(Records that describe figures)
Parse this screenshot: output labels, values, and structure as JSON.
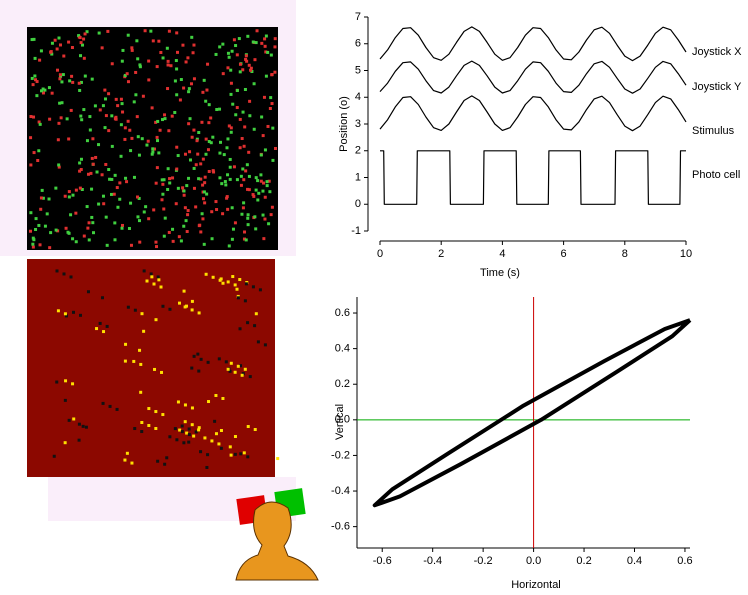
{
  "chart_data": [
    {
      "type": "line",
      "ylabel": "Position (o)",
      "xlabel": "Time (s)",
      "xlim": [
        0,
        10
      ],
      "xticks": [
        0,
        2,
        4,
        6,
        8,
        10
      ],
      "ylim": [
        -1,
        7
      ],
      "yticks": [
        -1,
        0,
        1,
        2,
        3,
        4,
        5,
        6,
        7
      ],
      "x": [
        0,
        0.25,
        0.5,
        0.75,
        1,
        1.25,
        1.5,
        1.75,
        2,
        2.25,
        2.5,
        2.75,
        3,
        3.25,
        3.5,
        3.75,
        4,
        4.25,
        4.5,
        4.75,
        5,
        5.25,
        5.5,
        5.75,
        6,
        6.25,
        6.5,
        6.75,
        7,
        7.25,
        7.5,
        7.75,
        8,
        8.25,
        8.5,
        8.75,
        9,
        9.25,
        9.5,
        9.75,
        10
      ],
      "series": [
        {
          "name": "Joystick X",
          "color": "#000000",
          "values": [
            5.43,
            5.77,
            6.23,
            6.57,
            6.6,
            6.32,
            5.86,
            5.48,
            5.38,
            5.61,
            6.05,
            6.46,
            6.63,
            6.46,
            6.05,
            5.61,
            5.38,
            5.48,
            5.86,
            6.32,
            6.6,
            6.57,
            6.23,
            5.77,
            5.43,
            5.4,
            5.69,
            6.14,
            6.52,
            6.62,
            6.39,
            5.95,
            5.54,
            5.37,
            5.54,
            5.95,
            6.39,
            6.62,
            6.52,
            6.14,
            5.69
          ]
        },
        {
          "name": "Joystick Y",
          "color": "#000000",
          "values": [
            4.21,
            4.53,
            4.97,
            5.29,
            5.32,
            5.05,
            4.62,
            4.25,
            4.16,
            4.38,
            4.8,
            5.19,
            5.35,
            5.19,
            4.8,
            4.38,
            4.16,
            4.25,
            4.62,
            5.05,
            5.32,
            5.29,
            4.97,
            4.53,
            4.21,
            4.18,
            4.45,
            4.88,
            5.25,
            5.34,
            5.12,
            4.71,
            4.31,
            4.15,
            4.31,
            4.71,
            5.12,
            5.34,
            5.25,
            4.88,
            4.45
          ]
        },
        {
          "name": "Stimulus",
          "color": "#000000",
          "values": [
            2.81,
            3.16,
            3.64,
            3.99,
            4.02,
            3.73,
            3.26,
            2.86,
            2.76,
            3.0,
            3.45,
            3.88,
            4.05,
            3.88,
            3.45,
            3.0,
            2.76,
            2.86,
            3.26,
            3.73,
            4.02,
            3.99,
            3.64,
            3.16,
            2.81,
            2.78,
            3.08,
            3.54,
            3.94,
            4.04,
            3.8,
            3.35,
            2.92,
            2.75,
            2.92,
            3.35,
            3.8,
            4.04,
            3.94,
            3.54,
            3.08
          ]
        },
        {
          "name": "Photo cell",
          "color": "#000000",
          "x": [
            0,
            0.12,
            0.14,
            1.2,
            1.22,
            2.28,
            2.3,
            3.38,
            3.4,
            4.45,
            4.47,
            5.5,
            5.52,
            6.55,
            6.57,
            7.68,
            7.7,
            8.75,
            8.77,
            9.8,
            9.82,
            10
          ],
          "values": [
            2,
            2,
            0,
            0,
            2,
            2,
            0,
            0,
            2,
            2,
            0,
            0,
            2,
            2,
            0,
            0,
            2,
            2,
            0,
            0,
            2,
            2
          ]
        }
      ]
    },
    {
      "type": "line",
      "xlabel": "Horizontal",
      "ylabel": "Vertical",
      "xlim": [
        -0.7,
        0.62
      ],
      "xticks": [
        -0.6,
        -0.4,
        -0.2,
        {
          "value": 0,
          "label": "0.0"
        },
        0.2,
        0.4,
        0.6
      ],
      "ylim": [
        -0.72,
        0.69
      ],
      "yticks": [
        -0.6,
        -0.4,
        -0.2,
        {
          "value": 0,
          "label": "0.0"
        },
        0.2,
        0.4,
        0.6
      ],
      "zero_lines": {
        "x_color": "#cc0000",
        "y_color": "#00aa00"
      },
      "series": [
        {
          "color": "#000000",
          "x": [
            0.62,
            0.52,
            0.28,
            -0.04,
            -0.34,
            -0.56,
            -0.63,
            -0.53,
            -0.29,
            0.03,
            0.33,
            0.55,
            0.62
          ],
          "values": [
            0.56,
            0.51,
            0.33,
            0.08,
            -0.19,
            -0.39,
            -0.48,
            -0.43,
            -0.25,
            0.0,
            0.27,
            0.47,
            0.56
          ]
        }
      ]
    }
  ]
}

Set exercise
Search the entries for "name" and copy out each line that has it.

Output of the exercise
          "name": "Joystick X",
          "name": "Joystick Y",
          "name": "Stimulus",
          "name": "Photo cell",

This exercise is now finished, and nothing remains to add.